__Data shown__:
- - - - -
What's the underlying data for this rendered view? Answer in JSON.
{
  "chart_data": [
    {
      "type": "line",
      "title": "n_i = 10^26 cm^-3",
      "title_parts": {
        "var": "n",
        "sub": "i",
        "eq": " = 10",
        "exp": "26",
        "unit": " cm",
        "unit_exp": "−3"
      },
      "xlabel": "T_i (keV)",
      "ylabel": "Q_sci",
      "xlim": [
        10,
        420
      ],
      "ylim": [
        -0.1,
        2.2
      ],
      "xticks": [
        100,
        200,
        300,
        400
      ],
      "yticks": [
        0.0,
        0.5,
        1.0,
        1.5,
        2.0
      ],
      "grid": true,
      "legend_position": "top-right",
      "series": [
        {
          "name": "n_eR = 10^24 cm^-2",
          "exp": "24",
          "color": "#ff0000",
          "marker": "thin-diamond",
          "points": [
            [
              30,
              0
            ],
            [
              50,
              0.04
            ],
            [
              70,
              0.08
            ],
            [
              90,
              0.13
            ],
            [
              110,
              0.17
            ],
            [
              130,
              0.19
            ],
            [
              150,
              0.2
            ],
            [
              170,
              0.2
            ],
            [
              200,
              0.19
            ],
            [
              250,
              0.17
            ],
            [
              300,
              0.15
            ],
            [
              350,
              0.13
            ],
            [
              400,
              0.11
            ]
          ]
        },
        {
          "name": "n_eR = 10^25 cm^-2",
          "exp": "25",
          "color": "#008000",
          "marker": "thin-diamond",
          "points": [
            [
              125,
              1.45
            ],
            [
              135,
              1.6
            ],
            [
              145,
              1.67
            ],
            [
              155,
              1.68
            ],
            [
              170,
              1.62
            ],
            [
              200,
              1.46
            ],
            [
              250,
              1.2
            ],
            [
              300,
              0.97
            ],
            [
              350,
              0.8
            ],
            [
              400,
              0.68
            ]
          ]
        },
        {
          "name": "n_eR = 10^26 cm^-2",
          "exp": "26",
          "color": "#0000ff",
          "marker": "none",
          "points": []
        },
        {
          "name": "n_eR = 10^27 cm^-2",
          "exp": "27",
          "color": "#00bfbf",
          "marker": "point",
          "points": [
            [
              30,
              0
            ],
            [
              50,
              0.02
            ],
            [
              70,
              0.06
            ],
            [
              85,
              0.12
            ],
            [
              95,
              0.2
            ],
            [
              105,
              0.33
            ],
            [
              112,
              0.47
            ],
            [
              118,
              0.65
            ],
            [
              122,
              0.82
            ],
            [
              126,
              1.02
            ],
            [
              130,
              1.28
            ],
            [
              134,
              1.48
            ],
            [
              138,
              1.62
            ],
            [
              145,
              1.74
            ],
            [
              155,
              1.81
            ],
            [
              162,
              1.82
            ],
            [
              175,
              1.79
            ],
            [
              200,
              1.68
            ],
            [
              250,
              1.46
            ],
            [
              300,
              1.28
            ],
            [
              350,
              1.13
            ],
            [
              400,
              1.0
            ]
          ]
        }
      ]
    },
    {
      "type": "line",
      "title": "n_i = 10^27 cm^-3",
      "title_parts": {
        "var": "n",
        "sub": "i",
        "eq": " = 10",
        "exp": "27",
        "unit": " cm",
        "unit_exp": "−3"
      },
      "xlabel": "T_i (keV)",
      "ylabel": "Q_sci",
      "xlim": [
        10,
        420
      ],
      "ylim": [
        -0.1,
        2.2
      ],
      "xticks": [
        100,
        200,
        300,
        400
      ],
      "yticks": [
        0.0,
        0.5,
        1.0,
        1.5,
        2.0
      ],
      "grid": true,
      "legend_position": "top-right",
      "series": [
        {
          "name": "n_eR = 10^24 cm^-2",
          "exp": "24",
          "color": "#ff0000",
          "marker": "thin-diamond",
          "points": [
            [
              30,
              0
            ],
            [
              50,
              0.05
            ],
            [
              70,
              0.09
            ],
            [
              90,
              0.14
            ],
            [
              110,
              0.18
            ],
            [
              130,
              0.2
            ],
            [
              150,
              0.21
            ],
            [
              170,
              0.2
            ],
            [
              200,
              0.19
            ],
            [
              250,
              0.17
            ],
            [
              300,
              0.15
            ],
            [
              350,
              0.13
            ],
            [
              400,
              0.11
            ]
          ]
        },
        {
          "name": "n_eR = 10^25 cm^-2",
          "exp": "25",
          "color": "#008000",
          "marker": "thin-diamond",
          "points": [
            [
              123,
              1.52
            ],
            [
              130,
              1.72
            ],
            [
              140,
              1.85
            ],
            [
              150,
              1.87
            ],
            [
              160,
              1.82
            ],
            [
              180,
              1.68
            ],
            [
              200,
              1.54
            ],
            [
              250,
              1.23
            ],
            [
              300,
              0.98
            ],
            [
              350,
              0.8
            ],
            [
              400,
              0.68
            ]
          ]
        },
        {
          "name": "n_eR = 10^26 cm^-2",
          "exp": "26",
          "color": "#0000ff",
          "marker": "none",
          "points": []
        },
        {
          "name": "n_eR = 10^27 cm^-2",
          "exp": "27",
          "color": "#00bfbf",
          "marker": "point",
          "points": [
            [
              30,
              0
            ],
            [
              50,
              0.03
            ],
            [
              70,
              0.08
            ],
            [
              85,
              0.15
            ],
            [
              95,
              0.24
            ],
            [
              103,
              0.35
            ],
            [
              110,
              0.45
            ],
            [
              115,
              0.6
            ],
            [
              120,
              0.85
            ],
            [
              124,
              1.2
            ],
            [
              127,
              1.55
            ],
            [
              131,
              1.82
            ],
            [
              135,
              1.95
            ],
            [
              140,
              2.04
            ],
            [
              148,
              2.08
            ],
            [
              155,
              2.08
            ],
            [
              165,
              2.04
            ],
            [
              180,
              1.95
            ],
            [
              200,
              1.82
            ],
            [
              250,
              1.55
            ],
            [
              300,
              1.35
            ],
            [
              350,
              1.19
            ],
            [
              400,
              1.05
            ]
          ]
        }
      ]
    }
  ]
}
- - - - -
__What is asked__: Your task is to return the full listing exactly as it was given.

__The solution__:
What's the underlying data for this rendered view? Answer in JSON.
{
  "chart_data": [
    {
      "type": "line",
      "title": "n_i = 10^26 cm^-3",
      "title_parts": {
        "var": "n",
        "sub": "i",
        "eq": " = 10",
        "exp": "26",
        "unit": " cm",
        "unit_exp": "−3"
      },
      "xlabel": "T_i (keV)",
      "ylabel": "Q_sci",
      "xlim": [
        10,
        420
      ],
      "ylim": [
        -0.1,
        2.2
      ],
      "xticks": [
        100,
        200,
        300,
        400
      ],
      "yticks": [
        0.0,
        0.5,
        1.0,
        1.5,
        2.0
      ],
      "grid": true,
      "legend_position": "top-right",
      "series": [
        {
          "name": "n_eR = 10^24 cm^-2",
          "exp": "24",
          "color": "#ff0000",
          "marker": "thin-diamond",
          "points": [
            [
              30,
              0
            ],
            [
              50,
              0.04
            ],
            [
              70,
              0.08
            ],
            [
              90,
              0.13
            ],
            [
              110,
              0.17
            ],
            [
              130,
              0.19
            ],
            [
              150,
              0.2
            ],
            [
              170,
              0.2
            ],
            [
              200,
              0.19
            ],
            [
              250,
              0.17
            ],
            [
              300,
              0.15
            ],
            [
              350,
              0.13
            ],
            [
              400,
              0.11
            ]
          ]
        },
        {
          "name": "n_eR = 10^25 cm^-2",
          "exp": "25",
          "color": "#008000",
          "marker": "thin-diamond",
          "points": [
            [
              125,
              1.45
            ],
            [
              135,
              1.6
            ],
            [
              145,
              1.67
            ],
            [
              155,
              1.68
            ],
            [
              170,
              1.62
            ],
            [
              200,
              1.46
            ],
            [
              250,
              1.2
            ],
            [
              300,
              0.97
            ],
            [
              350,
              0.8
            ],
            [
              400,
              0.68
            ]
          ]
        },
        {
          "name": "n_eR = 10^26 cm^-2",
          "exp": "26",
          "color": "#0000ff",
          "marker": "none",
          "points": []
        },
        {
          "name": "n_eR = 10^27 cm^-2",
          "exp": "27",
          "color": "#00bfbf",
          "marker": "point",
          "points": [
            [
              30,
              0
            ],
            [
              50,
              0.02
            ],
            [
              70,
              0.06
            ],
            [
              85,
              0.12
            ],
            [
              95,
              0.2
            ],
            [
              105,
              0.33
            ],
            [
              112,
              0.47
            ],
            [
              118,
              0.65
            ],
            [
              122,
              0.82
            ],
            [
              126,
              1.02
            ],
            [
              130,
              1.28
            ],
            [
              134,
              1.48
            ],
            [
              138,
              1.62
            ],
            [
              145,
              1.74
            ],
            [
              155,
              1.81
            ],
            [
              162,
              1.82
            ],
            [
              175,
              1.79
            ],
            [
              200,
              1.68
            ],
            [
              250,
              1.46
            ],
            [
              300,
              1.28
            ],
            [
              350,
              1.13
            ],
            [
              400,
              1.0
            ]
          ]
        }
      ]
    },
    {
      "type": "line",
      "title": "n_i = 10^27 cm^-3",
      "title_parts": {
        "var": "n",
        "sub": "i",
        "eq": " = 10",
        "exp": "27",
        "unit": " cm",
        "unit_exp": "−3"
      },
      "xlabel": "T_i (keV)",
      "ylabel": "Q_sci",
      "xlim": [
        10,
        420
      ],
      "ylim": [
        -0.1,
        2.2
      ],
      "xticks": [
        100,
        200,
        300,
        400
      ],
      "yticks": [
        0.0,
        0.5,
        1.0,
        1.5,
        2.0
      ],
      "grid": true,
      "legend_position": "top-right",
      "series": [
        {
          "name": "n_eR = 10^24 cm^-2",
          "exp": "24",
          "color": "#ff0000",
          "marker": "thin-diamond",
          "points": [
            [
              30,
              0
            ],
            [
              50,
              0.05
            ],
            [
              70,
              0.09
            ],
            [
              90,
              0.14
            ],
            [
              110,
              0.18
            ],
            [
              130,
              0.2
            ],
            [
              150,
              0.21
            ],
            [
              170,
              0.2
            ],
            [
              200,
              0.19
            ],
            [
              250,
              0.17
            ],
            [
              300,
              0.15
            ],
            [
              350,
              0.13
            ],
            [
              400,
              0.11
            ]
          ]
        },
        {
          "name": "n_eR = 10^25 cm^-2",
          "exp": "25",
          "color": "#008000",
          "marker": "thin-diamond",
          "points": [
            [
              123,
              1.52
            ],
            [
              130,
              1.72
            ],
            [
              140,
              1.85
            ],
            [
              150,
              1.87
            ],
            [
              160,
              1.82
            ],
            [
              180,
              1.68
            ],
            [
              200,
              1.54
            ],
            [
              250,
              1.23
            ],
            [
              300,
              0.98
            ],
            [
              350,
              0.8
            ],
            [
              400,
              0.68
            ]
          ]
        },
        {
          "name": "n_eR = 10^26 cm^-2",
          "exp": "26",
          "color": "#0000ff",
          "marker": "none",
          "points": []
        },
        {
          "name": "n_eR = 10^27 cm^-2",
          "exp": "27",
          "color": "#00bfbf",
          "marker": "point",
          "points": [
            [
              30,
              0
            ],
            [
              50,
              0.03
            ],
            [
              70,
              0.08
            ],
            [
              85,
              0.15
            ],
            [
              95,
              0.24
            ],
            [
              103,
              0.35
            ],
            [
              110,
              0.45
            ],
            [
              115,
              0.6
            ],
            [
              120,
              0.85
            ],
            [
              124,
              1.2
            ],
            [
              127,
              1.55
            ],
            [
              131,
              1.82
            ],
            [
              135,
              1.95
            ],
            [
              140,
              2.04
            ],
            [
              148,
              2.08
            ],
            [
              155,
              2.08
            ],
            [
              165,
              2.04
            ],
            [
              180,
              1.95
            ],
            [
              200,
              1.82
            ],
            [
              250,
              1.55
            ],
            [
              300,
              1.35
            ],
            [
              350,
              1.19
            ],
            [
              400,
              1.05
            ]
          ]
        }
      ]
    }
  ]
}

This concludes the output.